*Your goal:* Count every line that has the word "Spending". Give the number, without anything more.

*Dataset records:*
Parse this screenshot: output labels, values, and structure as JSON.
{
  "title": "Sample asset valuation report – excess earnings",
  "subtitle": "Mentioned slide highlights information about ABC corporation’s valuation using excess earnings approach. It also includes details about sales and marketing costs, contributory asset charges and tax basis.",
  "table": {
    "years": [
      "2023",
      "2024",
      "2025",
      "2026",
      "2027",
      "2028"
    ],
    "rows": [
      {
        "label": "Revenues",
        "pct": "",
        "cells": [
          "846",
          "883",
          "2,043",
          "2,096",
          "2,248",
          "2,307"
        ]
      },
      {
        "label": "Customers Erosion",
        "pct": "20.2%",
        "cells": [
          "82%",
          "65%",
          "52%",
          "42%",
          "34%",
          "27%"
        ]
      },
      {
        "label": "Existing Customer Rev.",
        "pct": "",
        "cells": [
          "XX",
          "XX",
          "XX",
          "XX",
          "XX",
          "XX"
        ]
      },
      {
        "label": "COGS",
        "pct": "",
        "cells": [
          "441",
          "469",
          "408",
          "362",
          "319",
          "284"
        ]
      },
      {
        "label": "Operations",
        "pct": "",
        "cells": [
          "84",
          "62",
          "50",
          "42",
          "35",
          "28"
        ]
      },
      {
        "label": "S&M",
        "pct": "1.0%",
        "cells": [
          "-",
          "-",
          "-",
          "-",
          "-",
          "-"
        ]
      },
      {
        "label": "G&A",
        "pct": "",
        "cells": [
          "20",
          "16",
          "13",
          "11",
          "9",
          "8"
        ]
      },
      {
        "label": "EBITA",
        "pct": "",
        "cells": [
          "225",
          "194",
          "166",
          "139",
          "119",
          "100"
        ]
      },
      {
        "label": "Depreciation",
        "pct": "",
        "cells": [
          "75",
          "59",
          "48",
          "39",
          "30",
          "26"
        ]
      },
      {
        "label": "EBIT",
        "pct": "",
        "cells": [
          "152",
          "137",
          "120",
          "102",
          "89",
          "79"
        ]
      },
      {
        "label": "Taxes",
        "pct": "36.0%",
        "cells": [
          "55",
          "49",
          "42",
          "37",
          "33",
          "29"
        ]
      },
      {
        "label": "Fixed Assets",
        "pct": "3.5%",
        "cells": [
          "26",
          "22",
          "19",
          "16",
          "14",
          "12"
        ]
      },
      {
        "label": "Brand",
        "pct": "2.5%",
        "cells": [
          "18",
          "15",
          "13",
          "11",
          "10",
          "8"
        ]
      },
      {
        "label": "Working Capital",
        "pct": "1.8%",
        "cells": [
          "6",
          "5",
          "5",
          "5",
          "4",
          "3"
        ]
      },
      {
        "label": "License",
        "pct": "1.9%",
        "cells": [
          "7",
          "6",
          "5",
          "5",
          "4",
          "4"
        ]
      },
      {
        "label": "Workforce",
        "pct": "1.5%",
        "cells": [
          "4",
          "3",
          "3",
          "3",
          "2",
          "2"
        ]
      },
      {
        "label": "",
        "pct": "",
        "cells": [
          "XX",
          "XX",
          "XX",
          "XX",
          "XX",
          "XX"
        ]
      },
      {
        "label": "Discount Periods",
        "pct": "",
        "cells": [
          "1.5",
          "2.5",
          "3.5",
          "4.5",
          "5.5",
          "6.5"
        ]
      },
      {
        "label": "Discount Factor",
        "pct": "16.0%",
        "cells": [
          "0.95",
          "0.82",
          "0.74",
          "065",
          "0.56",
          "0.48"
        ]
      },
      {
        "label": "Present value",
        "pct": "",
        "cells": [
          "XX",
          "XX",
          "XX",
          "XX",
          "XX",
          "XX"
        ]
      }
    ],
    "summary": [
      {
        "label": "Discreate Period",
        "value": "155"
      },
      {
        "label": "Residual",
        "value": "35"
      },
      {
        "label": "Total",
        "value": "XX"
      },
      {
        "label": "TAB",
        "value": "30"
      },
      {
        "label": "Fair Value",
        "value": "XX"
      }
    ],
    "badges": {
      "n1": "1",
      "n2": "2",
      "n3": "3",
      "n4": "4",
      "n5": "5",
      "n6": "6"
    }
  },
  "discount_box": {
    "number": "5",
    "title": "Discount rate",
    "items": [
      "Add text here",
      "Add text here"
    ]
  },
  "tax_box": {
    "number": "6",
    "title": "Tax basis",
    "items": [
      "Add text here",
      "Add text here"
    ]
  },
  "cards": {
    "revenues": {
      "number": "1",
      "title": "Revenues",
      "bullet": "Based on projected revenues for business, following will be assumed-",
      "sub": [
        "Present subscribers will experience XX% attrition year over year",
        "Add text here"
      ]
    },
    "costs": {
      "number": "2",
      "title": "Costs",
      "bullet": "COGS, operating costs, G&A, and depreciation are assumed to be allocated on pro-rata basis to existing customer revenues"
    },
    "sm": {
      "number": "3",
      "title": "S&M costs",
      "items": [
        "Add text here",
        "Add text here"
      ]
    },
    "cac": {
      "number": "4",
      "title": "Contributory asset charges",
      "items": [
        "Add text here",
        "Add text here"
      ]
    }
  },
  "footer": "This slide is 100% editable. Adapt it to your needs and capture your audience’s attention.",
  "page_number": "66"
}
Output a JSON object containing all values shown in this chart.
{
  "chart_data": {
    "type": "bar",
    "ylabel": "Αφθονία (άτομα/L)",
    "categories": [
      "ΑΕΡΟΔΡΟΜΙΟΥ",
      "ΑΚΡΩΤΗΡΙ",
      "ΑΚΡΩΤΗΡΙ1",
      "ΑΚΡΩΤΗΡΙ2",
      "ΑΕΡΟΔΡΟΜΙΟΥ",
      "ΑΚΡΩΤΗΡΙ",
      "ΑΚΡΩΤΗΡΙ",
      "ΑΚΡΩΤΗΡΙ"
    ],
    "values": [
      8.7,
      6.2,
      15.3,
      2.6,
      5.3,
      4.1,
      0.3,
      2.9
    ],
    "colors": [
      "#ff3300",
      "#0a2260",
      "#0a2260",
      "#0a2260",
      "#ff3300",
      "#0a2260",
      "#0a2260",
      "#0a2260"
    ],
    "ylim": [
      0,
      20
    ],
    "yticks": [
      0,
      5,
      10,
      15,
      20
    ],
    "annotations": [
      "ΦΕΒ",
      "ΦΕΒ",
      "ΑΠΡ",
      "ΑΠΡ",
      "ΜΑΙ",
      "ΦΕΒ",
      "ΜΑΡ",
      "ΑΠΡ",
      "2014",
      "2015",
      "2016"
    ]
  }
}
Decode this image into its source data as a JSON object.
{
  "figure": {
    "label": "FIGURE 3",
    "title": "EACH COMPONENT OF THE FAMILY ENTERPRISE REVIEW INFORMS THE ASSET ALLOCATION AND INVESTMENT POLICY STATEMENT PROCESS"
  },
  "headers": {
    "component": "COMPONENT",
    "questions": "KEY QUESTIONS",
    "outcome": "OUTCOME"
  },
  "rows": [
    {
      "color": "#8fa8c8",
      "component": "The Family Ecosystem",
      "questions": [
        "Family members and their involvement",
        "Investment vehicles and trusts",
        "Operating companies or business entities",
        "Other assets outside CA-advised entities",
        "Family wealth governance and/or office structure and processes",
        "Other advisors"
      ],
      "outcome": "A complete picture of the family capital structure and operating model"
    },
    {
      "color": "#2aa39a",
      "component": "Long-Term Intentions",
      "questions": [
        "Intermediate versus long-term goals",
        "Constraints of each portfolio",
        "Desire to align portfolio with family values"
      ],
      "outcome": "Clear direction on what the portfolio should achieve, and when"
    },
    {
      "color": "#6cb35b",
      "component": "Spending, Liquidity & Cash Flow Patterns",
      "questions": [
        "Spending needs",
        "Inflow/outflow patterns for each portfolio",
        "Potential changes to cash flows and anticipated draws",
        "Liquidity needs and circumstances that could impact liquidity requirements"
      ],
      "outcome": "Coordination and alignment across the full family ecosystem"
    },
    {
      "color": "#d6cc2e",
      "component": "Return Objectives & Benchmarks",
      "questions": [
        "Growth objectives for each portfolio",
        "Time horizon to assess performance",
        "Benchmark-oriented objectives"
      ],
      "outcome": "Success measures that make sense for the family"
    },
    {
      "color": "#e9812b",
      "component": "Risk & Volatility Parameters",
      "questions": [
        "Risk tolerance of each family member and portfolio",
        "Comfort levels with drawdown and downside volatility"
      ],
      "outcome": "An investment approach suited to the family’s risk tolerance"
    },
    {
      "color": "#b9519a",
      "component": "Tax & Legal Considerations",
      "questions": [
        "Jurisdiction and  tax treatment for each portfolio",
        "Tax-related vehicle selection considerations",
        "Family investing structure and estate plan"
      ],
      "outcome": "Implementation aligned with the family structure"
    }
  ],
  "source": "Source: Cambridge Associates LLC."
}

*Exercise result:* 2